Record list:
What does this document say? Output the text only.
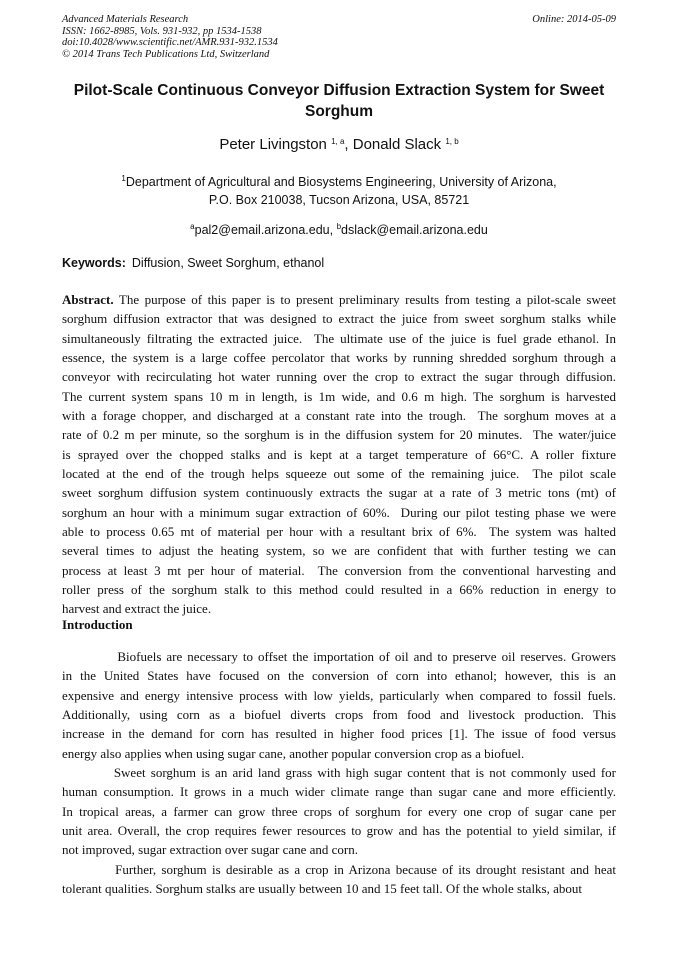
Advanced Materials Research
ISSN: 1662-8985, Vols. 931-932, pp 1534-1538
doi:10.4028/www.scientific.net/AMR.931-932.1534
© 2014 Trans Tech Publications Ltd, Switzerland
Online: 2014-05-09
Pilot-Scale Continuous Conveyor Diffusion Extraction System for Sweet
Sorghum
Peter Livingston $^{1, a}$, Donald Slack $^{1, b}$
$^1$Department of Agricultural and Biosystems Engineering, University of Arizona,
P.O. Box 210038, Tucson Arizona, USA, 85721
$^a$pal2@email.arizona.edu, $^b$dslack@email.arizona.edu
Keywords: Diffusion, Sweet Sorghum, ethanol
Abstract. The purpose of this paper is to present preliminary results from testing a pilot-scale sweet
sorghum diffusion extractor that was designed to extract the juice from sweet sorghum stalks while
simultaneously filtrating the extracted juice.  The ultimate use of the juice is fuel grade ethanol. In
essence, the system is a large coffee percolator that works by running shredded sorghum through a
conveyor with recirculating hot water running over the crop to extract the sugar through diffusion.
The current system spans 10 m in length, is 1m wide, and 0.6 m high. The sorghum is harvested
with a forage chopper, and discharged at a constant rate into the trough.  The sorghum moves at a
rate of 0.2 m per minute, so the sorghum is in the diffusion system for 20 minutes.  The water/juice
is sprayed over the chopped stalks and is kept at a target temperature of 66°C. A roller fixture
located at the end of the trough helps squeeze out some of the remaining juice.  The pilot scale
sweet sorghum diffusion system continuously extracts the sugar at a rate of 3 metric tons (mt) of
sorghum an hour with a minimum sugar extraction of 60%.  During our pilot testing phase we were
able to process 0.65 mt of material per hour with a resultant brix of 6%.  The system was halted
several times to adjust the heating system, so we are confident that with further testing we can
process at least 3 mt per hour of material.  The conversion from the conventional harvesting and
roller press of the sorghum stalk to this method could resulted in a 66% reduction in energy to
harvest and extract the juice.
Introduction
Biofuels are necessary to offset the importation of oil and to preserve oil reserves. Growers
in the United States have focused on the conversion of corn into ethanol; however, this is an
expensive and energy intensive process with low yields, particularly when compared to fossil fuels.
Additionally, using corn as a biofuel diverts crops from food and livestock production. This
increase in the demand for corn has resulted in higher food prices [1]. The issue of food versus
energy also applies when using sugar cane, another popular conversion crop as a biofuel.
Sweet sorghum is an arid land grass with high sugar content that is not commonly used for
human consumption. It grows in a much wider climate range than sugar cane and more efficiently.
In tropical areas, a farmer can grow three crops of sorghum for every one crop of sugar cane per
unit area. Overall, the crop requires fewer resources to grow and has the potential to yield similar, if
not improved, sugar extraction over sugar cane and corn.
Further, sorghum is desirable as a crop in Arizona because of its drought resistant and heat
tolerant qualities. Sorghum stalks are usually between 10 and 15 feet tall. Of the whole stalks, about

Short task: Copy out the records above in full, exactly as written, but not the pictures.

Output:
What does this document say? Output the text only.
Advanced Materials Research
ISSN: 1662-8985, Vols. 931-932, pp 1534-1538
doi:10.4028/www.scientific.net/AMR.931-932.1534
© 2014 Trans Tech Publications Ltd, Switzerland
Online: 2014-05-09
Pilot-Scale Continuous Conveyor Diffusion Extraction System for Sweet
Sorghum
Peter Livingston $^{1, a}$, Donald Slack $^{1, b}$
$^1$Department of Agricultural and Biosystems Engineering, University of Arizona,
P.O. Box 210038, Tucson Arizona, USA, 85721
$^a$pal2@email.arizona.edu, $^b$dslack@email.arizona.edu
Keywords: Diffusion, Sweet Sorghum, ethanol
Abstract. The purpose of this paper is to present preliminary results from testing a pilot-scale sweet
sorghum diffusion extractor that was designed to extract the juice from sweet sorghum stalks while
simultaneously filtrating the extracted juice.  The ultimate use of the juice is fuel grade ethanol. In
essence, the system is a large coffee percolator that works by running shredded sorghum through a
conveyor with recirculating hot water running over the crop to extract the sugar through diffusion.
The current system spans 10 m in length, is 1m wide, and 0.6 m high. The sorghum is harvested
with a forage chopper, and discharged at a constant rate into the trough.  The sorghum moves at a
rate of 0.2 m per minute, so the sorghum is in the diffusion system for 20 minutes.  The water/juice
is sprayed over the chopped stalks and is kept at a target temperature of 66°C. A roller fixture
located at the end of the trough helps squeeze out some of the remaining juice.  The pilot scale
sweet sorghum diffusion system continuously extracts the sugar at a rate of 3 metric tons (mt) of
sorghum an hour with a minimum sugar extraction of 60%.  During our pilot testing phase we were
able to process 0.65 mt of material per hour with a resultant brix of 6%.  The system was halted
several times to adjust the heating system, so we are confident that with further testing we can
process at least 3 mt per hour of material.  The conversion from the conventional harvesting and
roller press of the sorghum stalk to this method could resulted in a 66% reduction in energy to
harvest and extract the juice.
Introduction
Biofuels are necessary to offset the importation of oil and to preserve oil reserves. Growers
in the United States have focused on the conversion of corn into ethanol; however, this is an
expensive and energy intensive process with low yields, particularly when compared to fossil fuels.
Additionally, using corn as a biofuel diverts crops from food and livestock production. This
increase in the demand for corn has resulted in higher food prices [1]. The issue of food versus
energy also applies when using sugar cane, another popular conversion crop as a biofuel.
Sweet sorghum is an arid land grass with high sugar content that is not commonly used for
human consumption. It grows in a much wider climate range than sugar cane and more efficiently.
In tropical areas, a farmer can grow three crops of sorghum for every one crop of sugar cane per
unit area. Overall, the crop requires fewer resources to grow and has the potential to yield similar, if
not improved, sugar extraction over sugar cane and corn.
Further, sorghum is desirable as a crop in Arizona because of its drought resistant and heat
tolerant qualities. Sorghum stalks are usually between 10 and 15 feet tall. Of the whole stalks, about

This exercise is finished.